[Data provided]:

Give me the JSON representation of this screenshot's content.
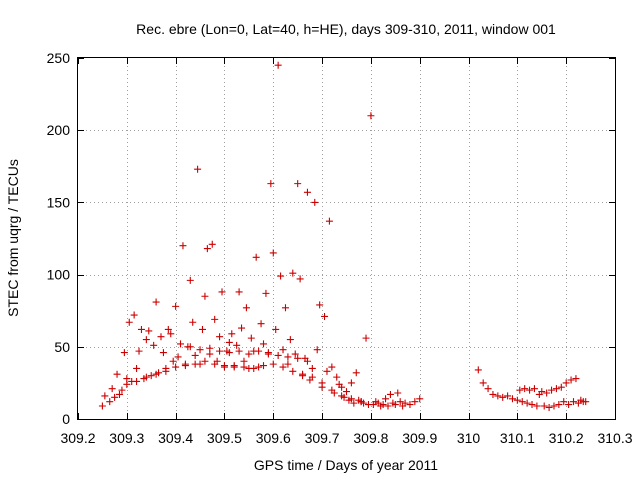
{
  "chart_data": {
    "type": "scatter",
    "title": "Rec. ebre (Lon=0, Lat=40, h=HE), days 309-310, 2011, window 001",
    "xlabel": "GPS time / Days of year 2011",
    "ylabel": "STEC from uqrg / TECUs",
    "xlim": [
      309.2,
      310.3
    ],
    "ylim": [
      0,
      250
    ],
    "xticks": [
      309.2,
      309.3,
      309.4,
      309.5,
      309.6,
      309.7,
      309.8,
      309.9,
      310,
      310.1,
      310.2,
      310.3
    ],
    "xtick_labels": [
      "309.2",
      "309.3",
      "309.4",
      "309.5",
      "309.6",
      "309.7",
      "309.8",
      "309.9",
      "310",
      "310.1",
      "310.2",
      "310.3"
    ],
    "yticks": [
      0,
      50,
      100,
      150,
      200,
      250
    ],
    "ytick_labels": [
      "0",
      "50",
      "100",
      "150",
      "200",
      "250"
    ],
    "grid": true,
    "marker": "+",
    "marker_color": "#cc0000",
    "series": [
      {
        "name": "STEC",
        "points": [
          [
            309.25,
            9
          ],
          [
            309.255,
            16
          ],
          [
            309.265,
            12
          ],
          [
            309.27,
            21
          ],
          [
            309.275,
            15
          ],
          [
            309.28,
            31
          ],
          [
            309.285,
            17
          ],
          [
            309.29,
            20
          ],
          [
            309.295,
            46
          ],
          [
            309.3,
            24
          ],
          [
            309.305,
            67
          ],
          [
            309.31,
            26
          ],
          [
            309.315,
            72
          ],
          [
            309.32,
            35
          ],
          [
            309.325,
            47
          ],
          [
            309.33,
            62
          ],
          [
            309.335,
            28
          ],
          [
            309.34,
            55
          ],
          [
            309.345,
            61
          ],
          [
            309.35,
            30
          ],
          [
            309.355,
            51
          ],
          [
            309.36,
            81
          ],
          [
            309.365,
            32
          ],
          [
            309.37,
            57
          ],
          [
            309.375,
            46
          ],
          [
            309.38,
            35
          ],
          [
            309.385,
            62
          ],
          [
            309.39,
            59
          ],
          [
            309.395,
            40
          ],
          [
            309.4,
            78
          ],
          [
            309.405,
            43
          ],
          [
            309.41,
            52
          ],
          [
            309.415,
            120
          ],
          [
            309.42,
            38
          ],
          [
            309.425,
            50
          ],
          [
            309.43,
            96
          ],
          [
            309.435,
            67
          ],
          [
            309.44,
            44
          ],
          [
            309.445,
            173
          ],
          [
            309.45,
            38
          ],
          [
            309.455,
            62
          ],
          [
            309.46,
            85
          ],
          [
            309.465,
            118
          ],
          [
            309.47,
            45
          ],
          [
            309.475,
            121
          ],
          [
            309.48,
            69
          ],
          [
            309.485,
            40
          ],
          [
            309.49,
            57
          ],
          [
            309.495,
            88
          ],
          [
            309.5,
            36
          ],
          [
            309.505,
            47
          ],
          [
            309.51,
            53
          ],
          [
            309.515,
            59
          ],
          [
            309.52,
            37
          ],
          [
            309.525,
            51
          ],
          [
            309.53,
            88
          ],
          [
            309.535,
            63
          ],
          [
            309.54,
            40
          ],
          [
            309.545,
            77
          ],
          [
            309.55,
            35
          ],
          [
            309.555,
            56
          ],
          [
            309.56,
            47
          ],
          [
            309.565,
            112
          ],
          [
            309.57,
            36
          ],
          [
            309.575,
            66
          ],
          [
            309.58,
            52
          ],
          [
            309.585,
            87
          ],
          [
            309.59,
            45
          ],
          [
            309.595,
            163
          ],
          [
            309.6,
            115
          ],
          [
            309.605,
            62
          ],
          [
            309.61,
            245
          ],
          [
            309.615,
            99
          ],
          [
            309.62,
            48
          ],
          [
            309.625,
            77
          ],
          [
            309.63,
            38
          ],
          [
            309.635,
            55
          ],
          [
            309.64,
            101
          ],
          [
            309.645,
            45
          ],
          [
            309.65,
            163
          ],
          [
            309.655,
            97
          ],
          [
            309.66,
            31
          ],
          [
            309.665,
            42
          ],
          [
            309.67,
            157
          ],
          [
            309.675,
            27
          ],
          [
            309.68,
            35
          ],
          [
            309.685,
            150
          ],
          [
            309.69,
            48
          ],
          [
            309.695,
            79
          ],
          [
            309.7,
            22
          ],
          [
            309.705,
            71
          ],
          [
            309.71,
            33
          ],
          [
            309.715,
            137
          ],
          [
            309.72,
            36
          ],
          [
            309.725,
            18
          ],
          [
            309.73,
            29
          ],
          [
            309.735,
            24
          ],
          [
            309.74,
            22
          ],
          [
            309.745,
            15
          ],
          [
            309.75,
            19
          ],
          [
            309.755,
            13
          ],
          [
            309.76,
            25
          ],
          [
            309.765,
            11
          ],
          [
            309.77,
            32
          ],
          [
            309.775,
            13
          ],
          [
            309.78,
            12
          ],
          [
            309.785,
            11
          ],
          [
            309.79,
            56
          ],
          [
            309.795,
            10
          ],
          [
            309.8,
            210
          ],
          [
            309.805,
            10
          ],
          [
            309.81,
            12
          ],
          [
            309.815,
            11
          ],
          [
            309.82,
            9
          ],
          [
            309.825,
            10
          ],
          [
            309.83,
            14
          ],
          [
            309.835,
            9
          ],
          [
            309.84,
            17
          ],
          [
            309.845,
            11
          ],
          [
            309.85,
            10
          ],
          [
            309.855,
            18
          ],
          [
            309.86,
            12
          ],
          [
            309.865,
            9
          ],
          [
            309.87,
            11
          ],
          [
            309.88,
            10
          ],
          [
            309.89,
            12
          ],
          [
            309.9,
            14
          ],
          [
            309.3,
            28
          ],
          [
            309.32,
            26
          ],
          [
            309.34,
            29
          ],
          [
            309.36,
            31
          ],
          [
            309.38,
            33
          ],
          [
            309.4,
            36
          ],
          [
            309.42,
            37
          ],
          [
            309.44,
            38
          ],
          [
            309.46,
            40
          ],
          [
            309.48,
            38
          ],
          [
            309.5,
            37
          ],
          [
            309.52,
            36
          ],
          [
            309.54,
            36
          ],
          [
            309.56,
            35
          ],
          [
            309.58,
            37
          ],
          [
            309.6,
            38
          ],
          [
            309.62,
            36
          ],
          [
            309.64,
            33
          ],
          [
            309.66,
            30
          ],
          [
            309.68,
            29
          ],
          [
            309.7,
            25
          ],
          [
            309.72,
            20
          ],
          [
            309.74,
            16
          ],
          [
            309.76,
            14
          ],
          [
            309.78,
            12
          ],
          [
            309.43,
            50
          ],
          [
            309.45,
            48
          ],
          [
            309.47,
            49
          ],
          [
            309.49,
            47
          ],
          [
            309.51,
            46
          ],
          [
            309.53,
            47
          ],
          [
            309.55,
            45
          ],
          [
            309.57,
            47
          ],
          [
            309.59,
            46
          ],
          [
            309.61,
            44
          ],
          [
            309.63,
            43
          ],
          [
            309.65,
            42
          ],
          [
            309.67,
            40
          ],
          [
            310.02,
            34
          ],
          [
            310.03,
            25
          ],
          [
            310.04,
            21
          ],
          [
            310.05,
            17
          ],
          [
            310.06,
            16
          ],
          [
            310.07,
            15
          ],
          [
            310.08,
            16
          ],
          [
            310.09,
            14
          ],
          [
            310.1,
            13
          ],
          [
            310.105,
            20
          ],
          [
            310.11,
            12
          ],
          [
            310.115,
            21
          ],
          [
            310.12,
            11
          ],
          [
            310.125,
            20
          ],
          [
            310.13,
            10
          ],
          [
            310.135,
            21
          ],
          [
            310.14,
            9
          ],
          [
            310.145,
            17
          ],
          [
            310.15,
            19
          ],
          [
            310.155,
            9
          ],
          [
            310.16,
            18
          ],
          [
            310.165,
            8
          ],
          [
            310.17,
            20
          ],
          [
            310.175,
            9
          ],
          [
            310.18,
            21
          ],
          [
            310.185,
            10
          ],
          [
            310.19,
            22
          ],
          [
            310.195,
            12
          ],
          [
            310.2,
            25
          ],
          [
            310.205,
            10
          ],
          [
            310.21,
            27
          ],
          [
            310.215,
            12
          ],
          [
            310.22,
            28
          ],
          [
            310.225,
            11
          ],
          [
            310.23,
            13
          ],
          [
            310.235,
            12
          ],
          [
            310.24,
            12
          ]
        ]
      }
    ]
  }
}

[Instructions for the task]:
Filter for "STEC". Return all lines that hold it.

[Output for this exercise]:
    "ylabel": "STEC from uqrg / TECUs",
        "name": "STEC",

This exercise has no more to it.